# WHAT IS REQUIRED:
Count the lines in the records below that contain the word "members", and reply with only that number.

^^^^^^^^

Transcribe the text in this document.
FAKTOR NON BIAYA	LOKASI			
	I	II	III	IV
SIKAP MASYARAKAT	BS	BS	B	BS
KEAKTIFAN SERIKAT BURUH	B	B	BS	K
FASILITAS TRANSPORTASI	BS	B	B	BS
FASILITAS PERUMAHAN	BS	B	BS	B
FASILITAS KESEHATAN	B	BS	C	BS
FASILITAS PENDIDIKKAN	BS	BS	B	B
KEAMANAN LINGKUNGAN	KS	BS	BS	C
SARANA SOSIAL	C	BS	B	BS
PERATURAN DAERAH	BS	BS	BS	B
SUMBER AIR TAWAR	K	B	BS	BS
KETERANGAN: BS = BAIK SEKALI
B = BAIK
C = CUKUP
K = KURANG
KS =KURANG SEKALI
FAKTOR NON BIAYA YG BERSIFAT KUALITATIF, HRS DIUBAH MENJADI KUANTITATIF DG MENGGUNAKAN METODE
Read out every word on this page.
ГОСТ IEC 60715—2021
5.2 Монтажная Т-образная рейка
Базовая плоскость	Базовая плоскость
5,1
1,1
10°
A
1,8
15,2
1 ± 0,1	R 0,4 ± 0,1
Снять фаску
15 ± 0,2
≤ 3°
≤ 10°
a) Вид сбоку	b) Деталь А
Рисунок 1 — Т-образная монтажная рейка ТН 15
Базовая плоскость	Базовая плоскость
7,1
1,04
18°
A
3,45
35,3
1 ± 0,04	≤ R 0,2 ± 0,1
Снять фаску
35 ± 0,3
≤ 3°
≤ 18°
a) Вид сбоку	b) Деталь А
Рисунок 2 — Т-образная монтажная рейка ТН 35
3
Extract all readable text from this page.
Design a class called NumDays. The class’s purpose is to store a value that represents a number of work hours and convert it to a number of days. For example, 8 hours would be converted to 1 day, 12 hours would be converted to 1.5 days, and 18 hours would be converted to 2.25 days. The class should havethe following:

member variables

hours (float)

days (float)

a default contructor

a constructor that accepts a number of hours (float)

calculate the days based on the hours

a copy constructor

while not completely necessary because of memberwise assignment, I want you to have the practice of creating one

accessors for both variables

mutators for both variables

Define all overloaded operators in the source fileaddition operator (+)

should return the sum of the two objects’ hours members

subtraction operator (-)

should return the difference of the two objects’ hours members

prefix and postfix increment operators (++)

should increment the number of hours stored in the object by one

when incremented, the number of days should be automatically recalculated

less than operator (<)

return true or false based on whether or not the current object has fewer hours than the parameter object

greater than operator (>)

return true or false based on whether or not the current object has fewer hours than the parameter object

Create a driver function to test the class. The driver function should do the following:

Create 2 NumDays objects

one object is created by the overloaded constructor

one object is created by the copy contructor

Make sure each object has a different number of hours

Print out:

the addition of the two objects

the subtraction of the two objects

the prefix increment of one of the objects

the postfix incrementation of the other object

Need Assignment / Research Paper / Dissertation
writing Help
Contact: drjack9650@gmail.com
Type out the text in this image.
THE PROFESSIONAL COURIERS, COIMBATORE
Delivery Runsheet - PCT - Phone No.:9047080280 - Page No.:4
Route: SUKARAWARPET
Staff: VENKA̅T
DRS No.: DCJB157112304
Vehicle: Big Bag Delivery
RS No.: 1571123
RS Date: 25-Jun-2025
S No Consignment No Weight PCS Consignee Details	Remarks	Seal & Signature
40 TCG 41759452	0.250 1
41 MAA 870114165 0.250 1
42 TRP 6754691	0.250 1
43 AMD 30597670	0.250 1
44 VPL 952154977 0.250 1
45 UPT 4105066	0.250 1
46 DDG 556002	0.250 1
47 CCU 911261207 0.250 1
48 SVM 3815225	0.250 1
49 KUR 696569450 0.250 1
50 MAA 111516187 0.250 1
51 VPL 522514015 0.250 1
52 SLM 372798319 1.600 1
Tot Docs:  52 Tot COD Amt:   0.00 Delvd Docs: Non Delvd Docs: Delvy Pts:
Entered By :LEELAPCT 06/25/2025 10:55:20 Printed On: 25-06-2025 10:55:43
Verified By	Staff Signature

^^^^^^^^

# OUTPUT OF THE EXERCISE:
2